**WHAT YOU SHOULD DO**
From the entries that follow, gather each line holding the word "instrument".

**DATA LINES**
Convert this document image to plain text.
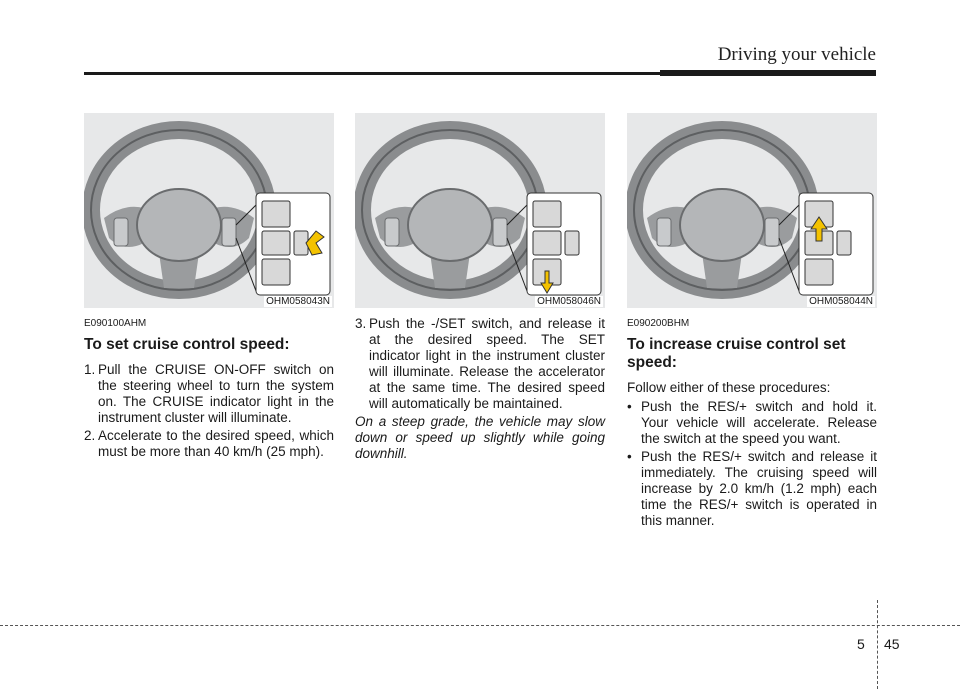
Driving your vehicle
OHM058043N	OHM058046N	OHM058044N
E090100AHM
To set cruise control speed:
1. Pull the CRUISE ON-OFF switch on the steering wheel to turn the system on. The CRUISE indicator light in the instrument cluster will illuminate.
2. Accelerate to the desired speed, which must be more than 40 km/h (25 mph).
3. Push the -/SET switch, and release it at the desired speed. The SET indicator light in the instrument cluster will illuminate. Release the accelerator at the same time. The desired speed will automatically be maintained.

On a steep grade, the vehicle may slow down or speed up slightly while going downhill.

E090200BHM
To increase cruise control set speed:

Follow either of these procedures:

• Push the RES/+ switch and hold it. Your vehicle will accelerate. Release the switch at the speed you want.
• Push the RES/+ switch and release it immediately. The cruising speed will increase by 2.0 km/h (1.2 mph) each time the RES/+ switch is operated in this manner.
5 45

==

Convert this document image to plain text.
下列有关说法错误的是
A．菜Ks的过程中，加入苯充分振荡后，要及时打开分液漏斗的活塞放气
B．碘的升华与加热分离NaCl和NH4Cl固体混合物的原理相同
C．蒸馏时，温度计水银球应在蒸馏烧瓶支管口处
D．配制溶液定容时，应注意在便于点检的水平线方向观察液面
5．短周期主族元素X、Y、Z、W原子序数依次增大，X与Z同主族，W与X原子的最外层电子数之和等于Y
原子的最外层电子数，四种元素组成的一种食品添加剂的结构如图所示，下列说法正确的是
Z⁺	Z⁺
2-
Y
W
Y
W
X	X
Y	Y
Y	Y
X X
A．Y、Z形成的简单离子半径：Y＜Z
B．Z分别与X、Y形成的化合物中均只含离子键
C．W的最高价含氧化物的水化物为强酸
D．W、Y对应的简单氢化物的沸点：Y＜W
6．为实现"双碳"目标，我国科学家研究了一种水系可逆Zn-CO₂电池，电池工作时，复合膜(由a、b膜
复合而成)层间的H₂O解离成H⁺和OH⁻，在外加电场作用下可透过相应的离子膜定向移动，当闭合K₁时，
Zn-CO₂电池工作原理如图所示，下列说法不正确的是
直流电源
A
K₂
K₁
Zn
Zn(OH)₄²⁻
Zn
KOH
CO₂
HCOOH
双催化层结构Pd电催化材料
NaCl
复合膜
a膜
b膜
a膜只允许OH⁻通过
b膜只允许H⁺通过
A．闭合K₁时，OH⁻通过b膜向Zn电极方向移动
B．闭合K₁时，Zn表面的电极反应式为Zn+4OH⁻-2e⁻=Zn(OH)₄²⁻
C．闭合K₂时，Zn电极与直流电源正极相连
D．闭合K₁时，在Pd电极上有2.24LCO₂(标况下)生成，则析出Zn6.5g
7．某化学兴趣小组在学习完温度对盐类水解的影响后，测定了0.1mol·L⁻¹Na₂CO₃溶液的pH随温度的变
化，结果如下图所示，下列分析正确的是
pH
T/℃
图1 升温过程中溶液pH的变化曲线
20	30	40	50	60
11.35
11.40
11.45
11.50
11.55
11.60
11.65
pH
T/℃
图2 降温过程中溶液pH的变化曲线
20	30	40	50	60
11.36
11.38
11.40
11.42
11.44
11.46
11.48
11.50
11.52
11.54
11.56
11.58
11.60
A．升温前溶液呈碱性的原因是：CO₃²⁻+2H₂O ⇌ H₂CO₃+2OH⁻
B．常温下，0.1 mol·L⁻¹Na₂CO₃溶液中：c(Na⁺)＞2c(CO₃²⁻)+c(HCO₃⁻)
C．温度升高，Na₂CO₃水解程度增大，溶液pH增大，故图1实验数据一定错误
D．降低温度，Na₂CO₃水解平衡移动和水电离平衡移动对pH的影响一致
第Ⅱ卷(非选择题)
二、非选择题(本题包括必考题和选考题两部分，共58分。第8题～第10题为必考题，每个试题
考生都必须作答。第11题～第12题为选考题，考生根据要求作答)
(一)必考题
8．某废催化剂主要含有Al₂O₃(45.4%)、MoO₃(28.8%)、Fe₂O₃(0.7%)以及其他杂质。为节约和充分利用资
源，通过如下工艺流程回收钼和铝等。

...

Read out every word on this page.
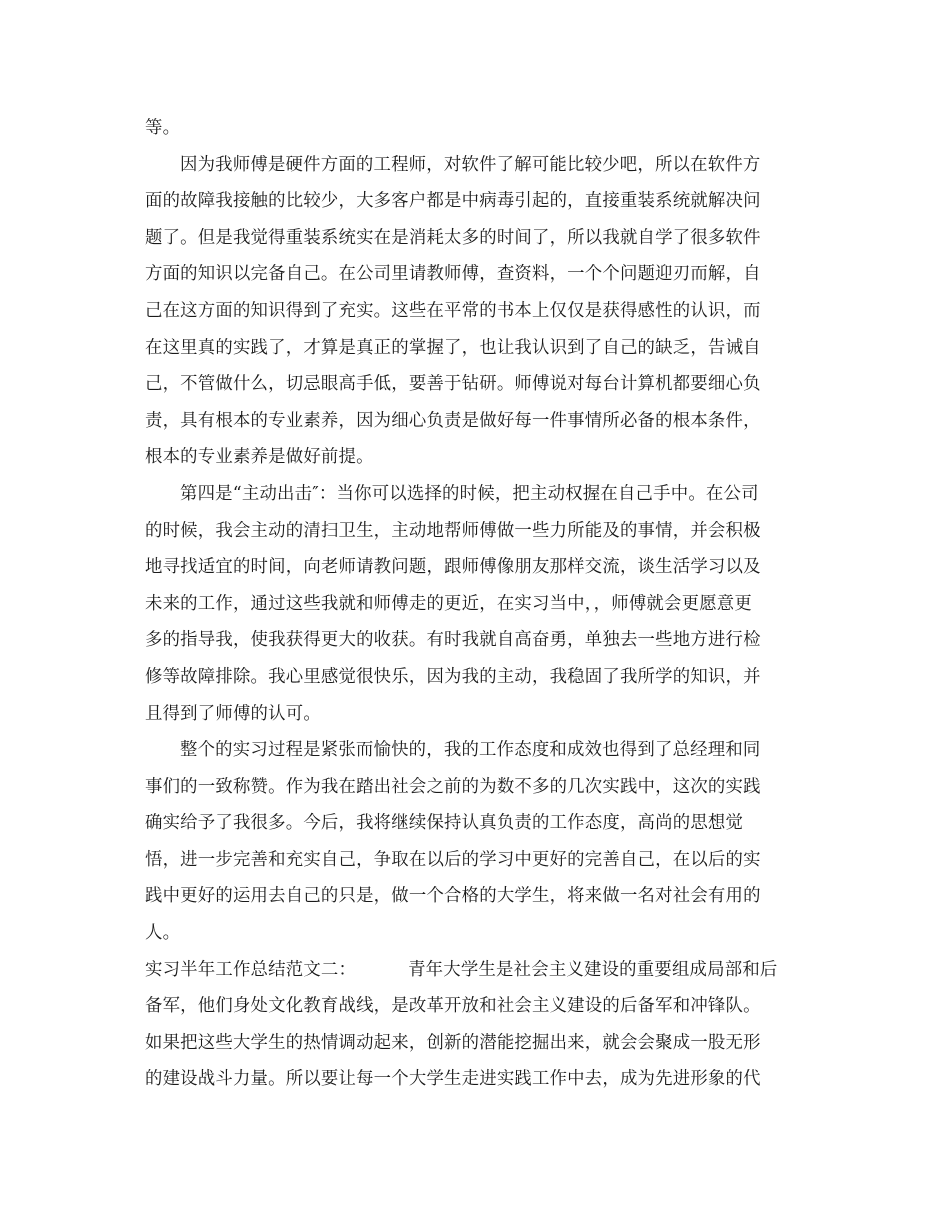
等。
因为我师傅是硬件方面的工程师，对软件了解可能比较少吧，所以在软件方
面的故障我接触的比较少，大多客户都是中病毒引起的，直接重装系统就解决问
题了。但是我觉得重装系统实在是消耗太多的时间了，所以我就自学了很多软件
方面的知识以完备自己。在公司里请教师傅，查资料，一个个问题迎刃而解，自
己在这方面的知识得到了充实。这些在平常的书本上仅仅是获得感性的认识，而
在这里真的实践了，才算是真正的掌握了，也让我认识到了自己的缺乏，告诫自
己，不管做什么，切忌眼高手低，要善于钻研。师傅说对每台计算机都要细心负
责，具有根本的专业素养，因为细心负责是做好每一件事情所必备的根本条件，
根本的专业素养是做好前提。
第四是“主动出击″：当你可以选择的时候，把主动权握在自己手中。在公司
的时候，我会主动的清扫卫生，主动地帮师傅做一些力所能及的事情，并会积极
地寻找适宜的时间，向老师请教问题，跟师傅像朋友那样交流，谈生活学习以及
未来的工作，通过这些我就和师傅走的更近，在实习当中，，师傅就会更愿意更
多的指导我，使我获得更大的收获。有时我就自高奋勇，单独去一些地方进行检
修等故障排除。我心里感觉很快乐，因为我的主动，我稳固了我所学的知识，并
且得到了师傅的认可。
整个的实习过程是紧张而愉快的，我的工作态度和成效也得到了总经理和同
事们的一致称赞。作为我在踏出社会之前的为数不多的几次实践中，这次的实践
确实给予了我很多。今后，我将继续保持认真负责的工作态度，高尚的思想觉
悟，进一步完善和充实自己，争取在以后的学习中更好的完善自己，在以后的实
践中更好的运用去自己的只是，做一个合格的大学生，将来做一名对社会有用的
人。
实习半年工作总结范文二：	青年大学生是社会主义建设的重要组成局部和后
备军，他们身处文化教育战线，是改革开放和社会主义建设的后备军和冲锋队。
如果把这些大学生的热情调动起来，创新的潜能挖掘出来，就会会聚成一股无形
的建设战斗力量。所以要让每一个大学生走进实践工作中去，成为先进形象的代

**TASK RESPONSE**
1. Pull the CRUISE ON-OFF switch on the steering wheel to turn the system on. The CRUISE indicator light in the instrument cluster will illuminate.
3. Push the -/SET switch, and release it at the desired speed. The SET indicator light in the instrument cluster will illuminate. Release the accelerator at the same time. The desired speed will automatically be maintained.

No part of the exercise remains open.